— Description of the task —
Retype all the records with nothing changed.

— Data supplied —
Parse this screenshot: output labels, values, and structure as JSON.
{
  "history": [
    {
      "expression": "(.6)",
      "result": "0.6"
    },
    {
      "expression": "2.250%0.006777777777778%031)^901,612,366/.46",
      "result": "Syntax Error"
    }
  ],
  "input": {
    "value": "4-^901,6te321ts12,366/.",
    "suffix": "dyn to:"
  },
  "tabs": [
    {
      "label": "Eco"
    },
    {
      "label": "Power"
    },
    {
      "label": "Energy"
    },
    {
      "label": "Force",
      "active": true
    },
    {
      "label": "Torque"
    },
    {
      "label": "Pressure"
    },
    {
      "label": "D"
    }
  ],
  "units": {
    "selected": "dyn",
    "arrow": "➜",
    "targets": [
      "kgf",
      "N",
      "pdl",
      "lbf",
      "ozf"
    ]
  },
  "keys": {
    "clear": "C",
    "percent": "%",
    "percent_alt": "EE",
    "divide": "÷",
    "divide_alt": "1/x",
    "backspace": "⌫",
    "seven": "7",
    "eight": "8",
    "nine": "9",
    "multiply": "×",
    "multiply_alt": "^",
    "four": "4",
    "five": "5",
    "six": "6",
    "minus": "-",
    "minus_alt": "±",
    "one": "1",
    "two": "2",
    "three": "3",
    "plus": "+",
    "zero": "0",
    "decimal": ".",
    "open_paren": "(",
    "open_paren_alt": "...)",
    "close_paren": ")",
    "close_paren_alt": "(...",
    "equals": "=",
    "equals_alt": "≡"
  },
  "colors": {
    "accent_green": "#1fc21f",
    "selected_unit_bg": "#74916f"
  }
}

— Worked answer —
Parse this screenshot: output labels, values, and structure as JSON.
{
  "history": [
    {
      "expression": "(.6)",
      "result": "0.6"
    },
    {
      "expression": "2.250%0.006777777777778%031)^901,612,366/.46",
      "result": "Syntax Error"
    }
  ],
  "input": {
    "value": "4-^901,6te321ts12,366/.",
    "suffix": "dyn to:"
  },
  "tabs": [
    {
      "label": "Eco"
    },
    {
      "label": "Power"
    },
    {
      "label": "Energy"
    },
    {
      "label": "Force",
      "active": true
    },
    {
      "label": "Torque"
    },
    {
      "label": "Pressure"
    },
    {
      "label": "D"
    }
  ],
  "units": {
    "selected": "dyn",
    "arrow": "➜",
    "targets": [
      "kgf",
      "N",
      "pdl",
      "lbf",
      "ozf"
    ]
  },
  "keys": {
    "clear": "C",
    "percent": "%",
    "percent_alt": "EE",
    "divide": "÷",
    "divide_alt": "1/x",
    "backspace": "⌫",
    "seven": "7",
    "eight": "8",
    "nine": "9",
    "multiply": "×",
    "multiply_alt": "^",
    "four": "4",
    "five": "5",
    "six": "6",
    "minus": "-",
    "minus_alt": "±",
    "one": "1",
    "two": "2",
    "three": "3",
    "plus": "+",
    "zero": "0",
    "decimal": ".",
    "open_paren": "(",
    "open_paren_alt": "...)",
    "close_paren": ")",
    "close_paren_alt": "(...",
    "equals": "=",
    "equals_alt": "≡"
  },
  "colors": {
    "accent_green": "#1fc21f",
    "selected_unit_bg": "#74916f"
  }
}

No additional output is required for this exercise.